Exercise objective: All of the data below must be repeated exactly.

(Input for this task begins)

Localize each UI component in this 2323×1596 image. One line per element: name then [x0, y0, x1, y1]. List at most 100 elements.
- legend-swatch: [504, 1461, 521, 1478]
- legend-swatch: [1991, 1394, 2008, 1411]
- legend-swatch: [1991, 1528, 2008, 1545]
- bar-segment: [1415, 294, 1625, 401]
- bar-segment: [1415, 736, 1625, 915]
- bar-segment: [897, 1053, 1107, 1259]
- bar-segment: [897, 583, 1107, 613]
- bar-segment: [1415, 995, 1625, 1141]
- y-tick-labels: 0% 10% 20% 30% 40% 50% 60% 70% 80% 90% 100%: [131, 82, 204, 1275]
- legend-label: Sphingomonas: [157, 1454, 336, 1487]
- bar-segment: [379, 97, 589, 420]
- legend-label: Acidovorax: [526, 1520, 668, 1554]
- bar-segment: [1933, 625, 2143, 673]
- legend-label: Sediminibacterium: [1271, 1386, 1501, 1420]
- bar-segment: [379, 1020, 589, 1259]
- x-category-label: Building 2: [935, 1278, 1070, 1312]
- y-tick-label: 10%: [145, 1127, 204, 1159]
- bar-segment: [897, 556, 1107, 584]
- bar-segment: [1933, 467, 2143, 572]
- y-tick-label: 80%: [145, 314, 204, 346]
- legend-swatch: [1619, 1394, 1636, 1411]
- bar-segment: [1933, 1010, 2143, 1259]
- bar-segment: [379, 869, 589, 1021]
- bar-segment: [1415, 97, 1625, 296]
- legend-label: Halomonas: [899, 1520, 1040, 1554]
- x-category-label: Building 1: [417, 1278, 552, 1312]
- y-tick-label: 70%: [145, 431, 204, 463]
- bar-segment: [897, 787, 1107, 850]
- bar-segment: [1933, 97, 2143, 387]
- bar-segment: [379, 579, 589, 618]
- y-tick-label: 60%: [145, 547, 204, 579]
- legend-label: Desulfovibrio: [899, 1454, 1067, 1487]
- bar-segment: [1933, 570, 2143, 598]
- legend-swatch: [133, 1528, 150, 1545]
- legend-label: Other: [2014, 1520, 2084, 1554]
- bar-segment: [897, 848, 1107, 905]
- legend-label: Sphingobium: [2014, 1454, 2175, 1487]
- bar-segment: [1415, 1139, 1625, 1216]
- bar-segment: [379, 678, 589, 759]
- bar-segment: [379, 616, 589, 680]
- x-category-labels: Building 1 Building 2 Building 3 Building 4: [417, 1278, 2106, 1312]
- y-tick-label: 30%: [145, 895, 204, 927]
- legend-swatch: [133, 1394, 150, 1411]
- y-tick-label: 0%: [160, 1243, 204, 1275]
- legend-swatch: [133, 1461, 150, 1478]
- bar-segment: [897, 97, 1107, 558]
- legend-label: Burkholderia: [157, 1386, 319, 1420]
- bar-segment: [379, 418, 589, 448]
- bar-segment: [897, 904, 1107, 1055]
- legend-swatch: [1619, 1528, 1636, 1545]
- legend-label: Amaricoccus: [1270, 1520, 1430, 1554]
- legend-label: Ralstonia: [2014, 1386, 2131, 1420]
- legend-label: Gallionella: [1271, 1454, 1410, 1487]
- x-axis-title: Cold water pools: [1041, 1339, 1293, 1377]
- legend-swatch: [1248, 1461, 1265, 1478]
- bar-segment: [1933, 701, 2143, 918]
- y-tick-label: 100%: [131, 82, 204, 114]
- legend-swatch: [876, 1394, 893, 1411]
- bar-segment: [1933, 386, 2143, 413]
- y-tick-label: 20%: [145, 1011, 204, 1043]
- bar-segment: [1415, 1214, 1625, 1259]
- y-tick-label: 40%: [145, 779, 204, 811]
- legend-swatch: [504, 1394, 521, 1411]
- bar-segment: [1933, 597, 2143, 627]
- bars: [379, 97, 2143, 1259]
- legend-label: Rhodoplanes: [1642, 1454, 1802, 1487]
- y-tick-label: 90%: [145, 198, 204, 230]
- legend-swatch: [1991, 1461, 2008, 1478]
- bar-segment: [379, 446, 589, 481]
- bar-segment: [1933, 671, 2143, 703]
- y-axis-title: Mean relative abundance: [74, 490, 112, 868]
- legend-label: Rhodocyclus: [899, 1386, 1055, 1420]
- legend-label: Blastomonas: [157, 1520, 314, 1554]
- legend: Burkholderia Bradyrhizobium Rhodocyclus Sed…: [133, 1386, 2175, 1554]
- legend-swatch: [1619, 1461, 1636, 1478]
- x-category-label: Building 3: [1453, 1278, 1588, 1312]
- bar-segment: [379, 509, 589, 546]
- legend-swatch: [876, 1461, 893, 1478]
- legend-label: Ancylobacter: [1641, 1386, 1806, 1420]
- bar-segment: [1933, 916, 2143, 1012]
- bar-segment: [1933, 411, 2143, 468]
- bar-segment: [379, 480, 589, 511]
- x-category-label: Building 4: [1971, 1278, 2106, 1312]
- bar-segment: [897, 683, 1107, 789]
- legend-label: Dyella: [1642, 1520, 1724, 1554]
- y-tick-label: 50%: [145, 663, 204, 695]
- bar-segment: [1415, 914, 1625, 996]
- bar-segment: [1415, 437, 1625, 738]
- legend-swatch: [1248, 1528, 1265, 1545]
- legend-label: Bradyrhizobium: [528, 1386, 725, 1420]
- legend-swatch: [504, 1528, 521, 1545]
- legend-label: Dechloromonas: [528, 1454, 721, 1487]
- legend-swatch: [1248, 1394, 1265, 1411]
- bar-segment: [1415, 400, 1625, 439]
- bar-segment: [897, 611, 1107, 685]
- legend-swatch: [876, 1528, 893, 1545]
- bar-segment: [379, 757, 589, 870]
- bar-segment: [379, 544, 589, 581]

(Input for this task ends)

Solution to the exercise:
Localize each UI component in this 2323×1596 image. One line per element: name then [x0, y0, x1, y1]. List at most 100 elements.
- legend-swatch: [504, 1461, 521, 1478]
- legend-swatch: [1991, 1394, 2008, 1411]
- legend-swatch: [1991, 1528, 2008, 1545]
- bar-segment: [1415, 294, 1625, 401]
- bar-segment: [1415, 736, 1625, 915]
- bar-segment: [897, 1053, 1107, 1259]
- bar-segment: [897, 583, 1107, 613]
- bar-segment: [1415, 995, 1625, 1141]
- y-tick-labels: 0% 10% 20% 30% 40% 50% 60% 70% 80% 90% 100%: [131, 82, 204, 1275]
- legend-label: Sphingomonas: [157, 1454, 336, 1487]
- bar-segment: [379, 97, 589, 420]
- legend-label: Acidovorax: [526, 1520, 668, 1554]
- bar-segment: [1933, 625, 2143, 673]
- legend-label: Sediminibacterium: [1271, 1386, 1501, 1420]
- bar-segment: [379, 1020, 589, 1259]
- x-category-label: Building 2: [935, 1278, 1070, 1312]
- y-tick-label: 10%: [145, 1127, 204, 1159]
- bar-segment: [897, 556, 1107, 584]
- bar-segment: [1933, 467, 2143, 572]
- y-tick-label: 80%: [145, 314, 204, 346]
- legend-swatch: [1619, 1394, 1636, 1411]
- bar-segment: [1933, 1010, 2143, 1259]
- bar-segment: [379, 869, 589, 1021]
- bar-segment: [1415, 97, 1625, 296]
- legend-label: Halomonas: [899, 1520, 1040, 1554]
- x-category-label: Building 1: [417, 1278, 552, 1312]
- y-tick-label: 70%: [145, 431, 204, 463]
- bar-segment: [897, 787, 1107, 850]
- bar-segment: [1933, 97, 2143, 387]
- bar-segment: [379, 579, 589, 618]
- y-tick-label: 60%: [145, 547, 204, 579]
- legend-label: Desulfovibrio: [899, 1454, 1067, 1487]
- bar-segment: [1933, 570, 2143, 598]
- legend-swatch: [133, 1528, 150, 1545]
- legend-label: Other: [2014, 1520, 2084, 1554]
- bar-segment: [897, 848, 1107, 905]
- legend-label: Sphingobium: [2014, 1454, 2175, 1487]
- bar-segment: [1415, 1139, 1625, 1216]
- bar-segment: [379, 678, 589, 759]
- bar-segment: [379, 616, 589, 680]
- x-category-labels: Building 1 Building 2 Building 3 Building 4: [417, 1278, 2106, 1312]
- y-tick-label: 30%: [145, 895, 204, 927]
- legend-swatch: [133, 1394, 150, 1411]
- y-tick-label: 0%: [160, 1243, 204, 1275]
- legend-swatch: [133, 1461, 150, 1478]
- bar-segment: [897, 97, 1107, 558]
- legend-label: Burkholderia: [157, 1386, 319, 1420]
- bar-segment: [379, 418, 589, 448]
- bar-segment: [897, 904, 1107, 1055]
- legend-swatch: [1619, 1528, 1636, 1545]
- legend-label: Amaricoccus: [1270, 1520, 1430, 1554]
- legend-label: Ralstonia: [2014, 1386, 2131, 1420]
- legend-label: Gallionella: [1271, 1454, 1410, 1487]
- x-axis-title: Cold water pools: [1041, 1339, 1293, 1377]
- legend-swatch: [1248, 1461, 1265, 1478]
- bar-segment: [1933, 701, 2143, 918]
- y-tick-label: 100%: [131, 82, 204, 114]
- legend-swatch: [876, 1394, 893, 1411]
- bar-segment: [1933, 386, 2143, 413]
- y-tick-label: 20%: [145, 1011, 204, 1043]
- bar-segment: [1415, 1214, 1625, 1259]
- y-tick-label: 40%: [145, 779, 204, 811]
- legend-swatch: [504, 1394, 521, 1411]
- bar-segment: [1933, 597, 2143, 627]
- bars: [379, 97, 2143, 1259]
- legend-label: Rhodoplanes: [1642, 1454, 1802, 1487]
- y-tick-label: 90%: [145, 198, 204, 230]
- legend-swatch: [1991, 1461, 2008, 1478]
- bar-segment: [379, 446, 589, 481]
- bar-segment: [1933, 671, 2143, 703]
- y-axis-title: Mean relative abundance: [74, 490, 112, 868]
- legend-label: Rhodocyclus: [899, 1386, 1055, 1420]
- legend-label: Blastomonas: [157, 1520, 314, 1554]
- legend: Burkholderia Bradyrhizobium Rhodocyclus Sed…: [133, 1386, 2175, 1554]
- legend-swatch: [1619, 1461, 1636, 1478]
- x-category-label: Building 3: [1453, 1278, 1588, 1312]
- bar-segment: [379, 509, 589, 546]
- legend-swatch: [876, 1461, 893, 1478]
- legend-label: Ancylobacter: [1641, 1386, 1806, 1420]
- bar-segment: [1933, 916, 2143, 1012]
- bar-segment: [1933, 411, 2143, 468]
- bar-segment: [379, 480, 589, 511]
- x-category-label: Building 4: [1971, 1278, 2106, 1312]
- bar-segment: [897, 683, 1107, 789]
- legend-label: Dyella: [1642, 1520, 1724, 1554]
- y-tick-label: 50%: [145, 663, 204, 695]
- bar-segment: [1415, 914, 1625, 996]
- bar-segment: [1415, 437, 1625, 738]
- legend-swatch: [1248, 1528, 1265, 1545]
- legend-label: Bradyrhizobium: [528, 1386, 725, 1420]
- legend-swatch: [504, 1528, 521, 1545]
- legend-label: Dechloromonas: [528, 1454, 721, 1487]
- legend-swatch: [1248, 1394, 1265, 1411]
- bar-segment: [1415, 400, 1625, 439]
- bar-segment: [897, 611, 1107, 685]
- legend-swatch: [876, 1528, 893, 1545]
- bar-segment: [379, 757, 589, 870]
- bar-segment: [379, 544, 589, 581]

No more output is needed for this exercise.